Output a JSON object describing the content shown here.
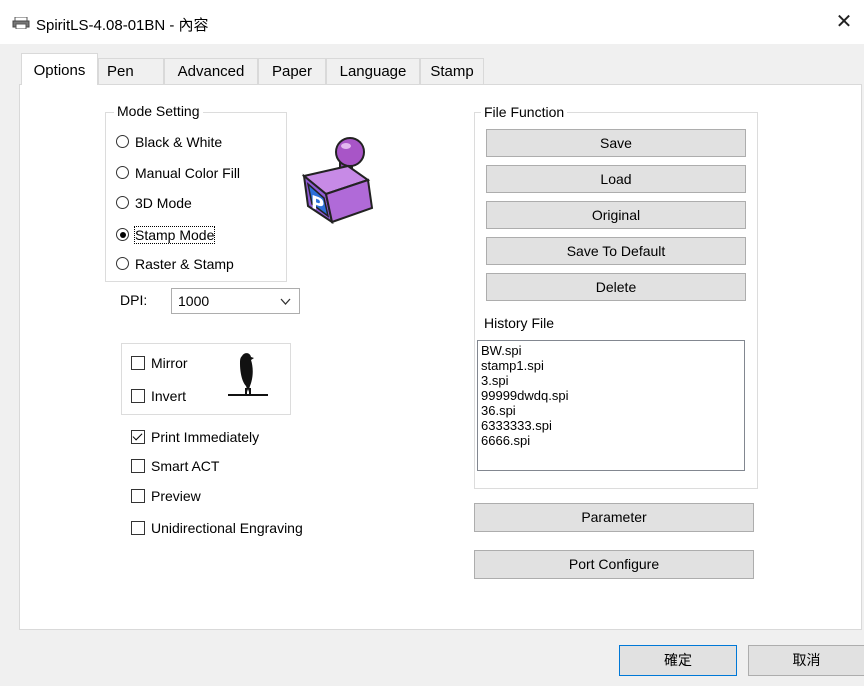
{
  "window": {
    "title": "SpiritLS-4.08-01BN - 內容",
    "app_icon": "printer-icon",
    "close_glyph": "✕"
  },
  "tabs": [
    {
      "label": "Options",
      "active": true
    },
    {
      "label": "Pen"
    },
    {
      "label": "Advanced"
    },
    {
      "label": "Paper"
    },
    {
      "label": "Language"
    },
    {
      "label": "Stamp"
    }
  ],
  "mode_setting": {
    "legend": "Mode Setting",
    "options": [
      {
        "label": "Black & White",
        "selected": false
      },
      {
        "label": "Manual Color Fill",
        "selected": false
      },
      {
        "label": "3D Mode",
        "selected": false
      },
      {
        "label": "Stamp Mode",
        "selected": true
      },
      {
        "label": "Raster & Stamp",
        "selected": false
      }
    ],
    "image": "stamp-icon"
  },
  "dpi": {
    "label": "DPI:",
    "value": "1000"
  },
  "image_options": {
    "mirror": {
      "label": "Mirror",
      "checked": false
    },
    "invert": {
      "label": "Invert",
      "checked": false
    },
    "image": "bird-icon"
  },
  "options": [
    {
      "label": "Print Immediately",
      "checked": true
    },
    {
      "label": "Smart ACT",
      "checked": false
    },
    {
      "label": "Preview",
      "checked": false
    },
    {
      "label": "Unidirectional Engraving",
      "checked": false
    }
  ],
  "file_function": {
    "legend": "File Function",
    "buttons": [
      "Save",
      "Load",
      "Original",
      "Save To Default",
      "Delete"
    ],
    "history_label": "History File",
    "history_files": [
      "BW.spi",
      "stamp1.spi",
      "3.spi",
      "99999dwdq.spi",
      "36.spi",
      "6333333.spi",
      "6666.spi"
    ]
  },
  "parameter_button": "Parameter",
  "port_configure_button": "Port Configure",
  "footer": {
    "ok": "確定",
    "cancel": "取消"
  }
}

= = = =

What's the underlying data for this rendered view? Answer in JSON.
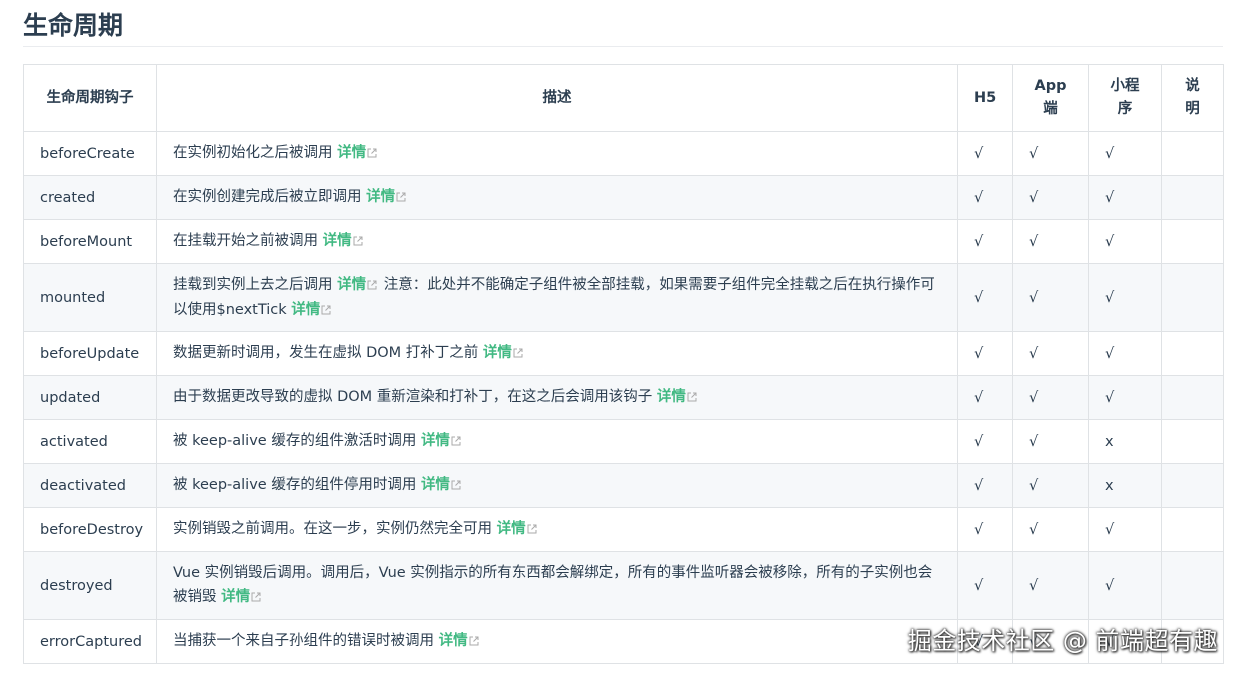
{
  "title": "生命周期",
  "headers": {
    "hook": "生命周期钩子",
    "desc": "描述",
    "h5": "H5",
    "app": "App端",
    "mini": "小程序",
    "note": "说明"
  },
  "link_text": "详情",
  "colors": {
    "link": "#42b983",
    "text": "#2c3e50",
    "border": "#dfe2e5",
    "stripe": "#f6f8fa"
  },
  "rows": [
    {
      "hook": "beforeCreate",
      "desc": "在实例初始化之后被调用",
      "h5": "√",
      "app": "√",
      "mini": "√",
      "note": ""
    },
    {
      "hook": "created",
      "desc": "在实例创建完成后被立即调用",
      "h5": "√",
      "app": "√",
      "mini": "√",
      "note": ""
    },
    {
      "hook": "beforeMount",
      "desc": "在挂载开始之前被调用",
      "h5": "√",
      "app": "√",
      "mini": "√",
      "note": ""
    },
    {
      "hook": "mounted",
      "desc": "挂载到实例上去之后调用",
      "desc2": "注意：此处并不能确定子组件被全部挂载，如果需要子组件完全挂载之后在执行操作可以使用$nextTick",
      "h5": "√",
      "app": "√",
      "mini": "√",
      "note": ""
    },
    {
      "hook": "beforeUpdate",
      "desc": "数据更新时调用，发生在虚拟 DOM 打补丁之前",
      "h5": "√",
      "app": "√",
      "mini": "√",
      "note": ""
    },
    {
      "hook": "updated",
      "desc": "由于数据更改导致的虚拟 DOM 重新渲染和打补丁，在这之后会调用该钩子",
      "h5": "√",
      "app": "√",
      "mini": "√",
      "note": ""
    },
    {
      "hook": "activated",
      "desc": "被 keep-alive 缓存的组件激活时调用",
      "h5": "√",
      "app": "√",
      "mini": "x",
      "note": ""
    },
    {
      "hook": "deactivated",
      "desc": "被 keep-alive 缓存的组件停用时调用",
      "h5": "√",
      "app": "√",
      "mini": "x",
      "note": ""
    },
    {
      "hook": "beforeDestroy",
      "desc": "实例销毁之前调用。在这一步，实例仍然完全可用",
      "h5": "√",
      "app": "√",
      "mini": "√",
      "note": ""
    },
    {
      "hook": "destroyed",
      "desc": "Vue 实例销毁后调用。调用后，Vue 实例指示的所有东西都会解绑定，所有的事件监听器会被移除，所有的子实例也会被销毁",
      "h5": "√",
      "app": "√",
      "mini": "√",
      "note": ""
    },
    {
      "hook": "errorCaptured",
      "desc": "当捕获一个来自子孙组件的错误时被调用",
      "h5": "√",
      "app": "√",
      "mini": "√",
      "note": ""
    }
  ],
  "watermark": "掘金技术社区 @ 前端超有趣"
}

= = = =

- Written instruction -
Select every line where the word "JSON" occurs.

- Problem solution -
Output a JSON object describing the content shown here.
What's the underlying data for this rendered view? Answer in JSON.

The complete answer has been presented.